## [Task objective]
The records below are made of lines; count those holding the word "Ions" and give the number only.

## [Record list]

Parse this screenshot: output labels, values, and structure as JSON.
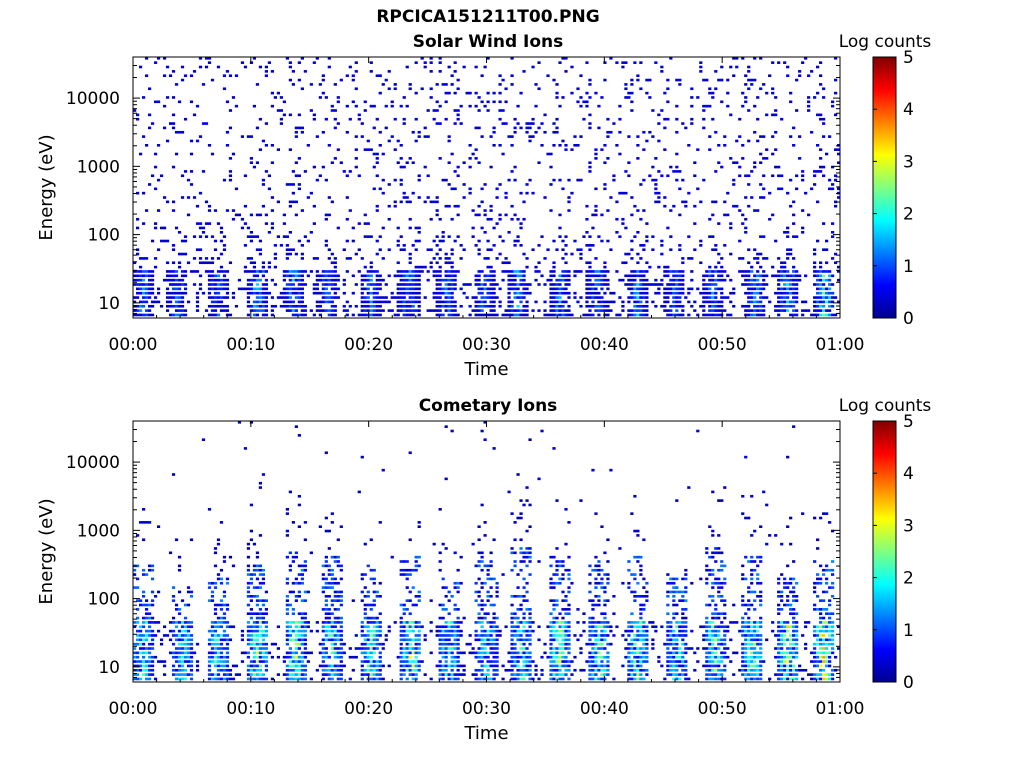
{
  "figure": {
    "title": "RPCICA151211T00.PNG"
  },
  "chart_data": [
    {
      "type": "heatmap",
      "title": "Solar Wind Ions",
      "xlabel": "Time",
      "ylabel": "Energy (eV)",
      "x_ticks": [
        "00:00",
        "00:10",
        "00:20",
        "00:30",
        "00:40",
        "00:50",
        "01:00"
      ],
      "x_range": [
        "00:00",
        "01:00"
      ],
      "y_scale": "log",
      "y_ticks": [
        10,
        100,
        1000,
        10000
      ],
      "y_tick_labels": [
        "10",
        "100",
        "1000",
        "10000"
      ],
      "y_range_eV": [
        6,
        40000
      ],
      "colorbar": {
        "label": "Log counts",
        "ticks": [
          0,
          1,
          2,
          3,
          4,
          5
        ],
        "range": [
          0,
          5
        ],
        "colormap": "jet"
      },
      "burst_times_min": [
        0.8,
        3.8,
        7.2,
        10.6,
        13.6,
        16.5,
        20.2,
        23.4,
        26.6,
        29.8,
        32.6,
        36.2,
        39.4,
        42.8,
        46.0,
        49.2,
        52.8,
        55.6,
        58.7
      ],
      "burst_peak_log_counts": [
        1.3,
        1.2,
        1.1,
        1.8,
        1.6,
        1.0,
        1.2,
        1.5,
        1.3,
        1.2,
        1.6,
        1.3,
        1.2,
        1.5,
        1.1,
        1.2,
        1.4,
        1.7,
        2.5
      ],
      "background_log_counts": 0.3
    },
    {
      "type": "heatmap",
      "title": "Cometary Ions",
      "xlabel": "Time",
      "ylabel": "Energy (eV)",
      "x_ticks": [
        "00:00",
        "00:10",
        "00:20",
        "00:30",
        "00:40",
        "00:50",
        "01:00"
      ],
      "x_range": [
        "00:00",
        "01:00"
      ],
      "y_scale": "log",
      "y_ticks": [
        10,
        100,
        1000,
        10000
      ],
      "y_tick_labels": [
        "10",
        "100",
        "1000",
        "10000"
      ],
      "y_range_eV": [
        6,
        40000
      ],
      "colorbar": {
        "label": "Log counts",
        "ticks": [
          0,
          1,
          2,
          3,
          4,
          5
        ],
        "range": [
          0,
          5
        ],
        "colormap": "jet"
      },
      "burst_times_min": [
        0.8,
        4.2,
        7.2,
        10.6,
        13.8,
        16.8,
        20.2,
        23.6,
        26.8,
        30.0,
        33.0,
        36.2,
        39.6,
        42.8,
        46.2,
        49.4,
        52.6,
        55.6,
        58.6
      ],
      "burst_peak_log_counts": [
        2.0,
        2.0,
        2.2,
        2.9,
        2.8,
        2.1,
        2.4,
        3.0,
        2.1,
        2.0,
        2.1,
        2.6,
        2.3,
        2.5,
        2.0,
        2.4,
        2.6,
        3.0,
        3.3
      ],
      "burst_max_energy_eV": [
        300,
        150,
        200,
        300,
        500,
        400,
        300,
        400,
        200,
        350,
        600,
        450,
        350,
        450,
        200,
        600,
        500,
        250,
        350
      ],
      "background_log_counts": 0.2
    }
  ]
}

## [Correct response]
2